= WHAT YOU NEED TO DO =
Write out all of the entries exactly as given.

= SUPPLIED INFORMATION =
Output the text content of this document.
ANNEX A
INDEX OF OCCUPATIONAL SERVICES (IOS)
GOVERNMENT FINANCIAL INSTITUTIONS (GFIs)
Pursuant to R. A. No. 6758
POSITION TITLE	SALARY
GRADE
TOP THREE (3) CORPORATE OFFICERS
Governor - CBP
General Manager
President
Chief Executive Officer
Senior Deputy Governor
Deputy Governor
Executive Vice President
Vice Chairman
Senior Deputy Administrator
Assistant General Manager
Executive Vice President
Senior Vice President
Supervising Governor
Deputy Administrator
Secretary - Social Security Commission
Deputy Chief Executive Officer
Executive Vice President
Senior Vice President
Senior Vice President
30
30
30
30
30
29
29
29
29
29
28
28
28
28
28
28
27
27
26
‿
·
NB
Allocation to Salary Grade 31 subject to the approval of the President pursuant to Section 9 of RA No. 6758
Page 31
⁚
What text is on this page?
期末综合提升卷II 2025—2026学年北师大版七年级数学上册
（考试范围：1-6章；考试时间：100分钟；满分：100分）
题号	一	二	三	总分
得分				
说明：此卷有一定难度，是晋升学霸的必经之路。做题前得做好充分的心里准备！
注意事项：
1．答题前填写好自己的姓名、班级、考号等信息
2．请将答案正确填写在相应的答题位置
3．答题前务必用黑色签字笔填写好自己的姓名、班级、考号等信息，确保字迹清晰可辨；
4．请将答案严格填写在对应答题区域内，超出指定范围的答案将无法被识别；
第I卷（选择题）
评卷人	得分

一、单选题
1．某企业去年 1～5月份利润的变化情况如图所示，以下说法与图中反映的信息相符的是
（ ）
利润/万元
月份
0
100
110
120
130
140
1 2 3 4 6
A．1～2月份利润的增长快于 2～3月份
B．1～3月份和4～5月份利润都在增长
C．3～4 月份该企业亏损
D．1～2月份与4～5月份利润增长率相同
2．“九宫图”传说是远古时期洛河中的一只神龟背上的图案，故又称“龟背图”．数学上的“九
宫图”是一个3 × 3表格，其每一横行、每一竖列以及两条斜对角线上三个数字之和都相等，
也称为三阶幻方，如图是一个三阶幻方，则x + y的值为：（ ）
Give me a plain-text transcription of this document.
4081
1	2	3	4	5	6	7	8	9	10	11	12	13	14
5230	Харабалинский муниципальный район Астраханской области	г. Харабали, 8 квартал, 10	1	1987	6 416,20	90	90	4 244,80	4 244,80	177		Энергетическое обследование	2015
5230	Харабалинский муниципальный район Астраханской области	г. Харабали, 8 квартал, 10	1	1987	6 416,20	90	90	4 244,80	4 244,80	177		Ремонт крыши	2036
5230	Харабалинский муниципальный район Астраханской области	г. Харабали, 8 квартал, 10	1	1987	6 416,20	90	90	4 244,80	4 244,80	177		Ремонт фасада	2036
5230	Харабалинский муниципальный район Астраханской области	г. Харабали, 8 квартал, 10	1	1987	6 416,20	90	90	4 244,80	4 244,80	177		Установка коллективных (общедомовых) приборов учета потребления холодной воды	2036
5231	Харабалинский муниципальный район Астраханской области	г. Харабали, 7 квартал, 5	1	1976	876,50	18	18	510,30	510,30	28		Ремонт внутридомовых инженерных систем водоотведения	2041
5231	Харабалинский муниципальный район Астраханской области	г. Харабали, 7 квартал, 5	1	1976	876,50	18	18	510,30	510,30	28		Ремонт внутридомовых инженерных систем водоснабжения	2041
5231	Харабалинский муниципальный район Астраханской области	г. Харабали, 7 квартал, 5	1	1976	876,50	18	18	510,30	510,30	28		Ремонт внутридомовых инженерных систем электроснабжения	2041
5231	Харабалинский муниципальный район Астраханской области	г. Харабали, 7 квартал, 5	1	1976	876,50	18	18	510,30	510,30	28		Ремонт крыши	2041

= TASK RESULT =
Output the text content of this document.
ANNEX A
INDEX OF OCCUPATIONAL SERVICES (IOS)
GOVERNMENT FINANCIAL INSTITUTIONS (GFIs)
Pursuant to R. A. No. 6758
POSITION TITLE	SALARY
GRADE
TOP THREE (3) CORPORATE OFFICERS
Governor - CBP
General Manager
President
Chief Executive Officer
Senior Deputy Governor
Deputy Governor
Executive Vice President
Vice Chairman
Senior Deputy Administrator
Assistant General Manager
Executive Vice President
Senior Vice President
Supervising Governor
Deputy Administrator
Secretary - Social Security Commission
Deputy Chief Executive Officer
Executive Vice President
Senior Vice President
Senior Vice President
30
30
30
30
30
29
29
29
29
29
28
28
28
28
28
28
27
27
26
‿
·
NB
Allocation to Salary Grade 31 subject to the approval of the President pursuant to Section 9 of RA No. 6758
Page 31
⁚
What text is on this page?
期末综合提升卷II 2025—2026学年北师大版七年级数学上册
（考试范围：1-6章；考试时间：100分钟；满分：100分）
题号	一	二	三	总分
得分				
说明：此卷有一定难度，是晋升学霸的必经之路。做题前得做好充分的心里准备！
注意事项：
1．答题前填写好自己的姓名、班级、考号等信息
2．请将答案正确填写在相应的答题位置
3．答题前务必用黑色签字笔填写好自己的姓名、班级、考号等信息，确保字迹清晰可辨；
4．请将答案严格填写在对应答题区域内，超出指定范围的答案将无法被识别；
第I卷（选择题）
评卷人	得分

一、单选题
1．某企业去年 1～5月份利润的变化情况如图所示，以下说法与图中反映的信息相符的是
（ ）
利润/万元
月份
0
100
110
120
130
140
1 2 3 4 6
A．1～2月份利润的增长快于 2～3月份
B．1～3月份和4～5月份利润都在增长
C．3～4 月份该企业亏损
D．1～2月份与4～5月份利润增长率相同
2．“九宫图”传说是远古时期洛河中的一只神龟背上的图案，故又称“龟背图”．数学上的“九
宫图”是一个3 × 3表格，其每一横行、每一竖列以及两条斜对角线上三个数字之和都相等，
也称为三阶幻方，如图是一个三阶幻方，则x + y的值为：（ ）
Give me a plain-text transcription of this document.
4081
1	2	3	4	5	6	7	8	9	10	11	12	13	14
5230	Харабалинский муниципальный район Астраханской области	г. Харабали, 8 квартал, 10	1	1987	6 416,20	90	90	4 244,80	4 244,80	177		Энергетическое обследование	2015
5230	Харабалинский муниципальный район Астраханской области	г. Харабали, 8 квартал, 10	1	1987	6 416,20	90	90	4 244,80	4 244,80	177		Ремонт крыши	2036
5230	Харабалинский муниципальный район Астраханской области	г. Харабали, 8 квартал, 10	1	1987	6 416,20	90	90	4 244,80	4 244,80	177		Ремонт фасада	2036
5230	Харабалинский муниципальный район Астраханской области	г. Харабали, 8 квартал, 10	1	1987	6 416,20	90	90	4 244,80	4 244,80	177		Установка коллективных (общедомовых) приборов учета потребления холодной воды	2036
5231	Харабалинский муниципальный район Астраханской области	г. Харабали, 7 квартал, 5	1	1976	876,50	18	18	510,30	510,30	28		Ремонт внутридомовых инженерных систем водоотведения	2041
5231	Харабалинский муниципальный район Астраханской области	г. Харабали, 7 квартал, 5	1	1976	876,50	18	18	510,30	510,30	28		Ремонт внутридомовых инженерных систем водоснабжения	2041
5231	Харабалинский муниципальный район Астраханской области	г. Харабали, 7 квартал, 5	1	1976	876,50	18	18	510,30	510,30	28		Ремонт внутридомовых инженерных систем электроснабжения	2041
5231	Харабалинский муниципальный район Астраханской области	г. Харабали, 7 квартал, 5	1	1976	876,50	18	18	510,30	510,30	28		Ремонт крыши	2041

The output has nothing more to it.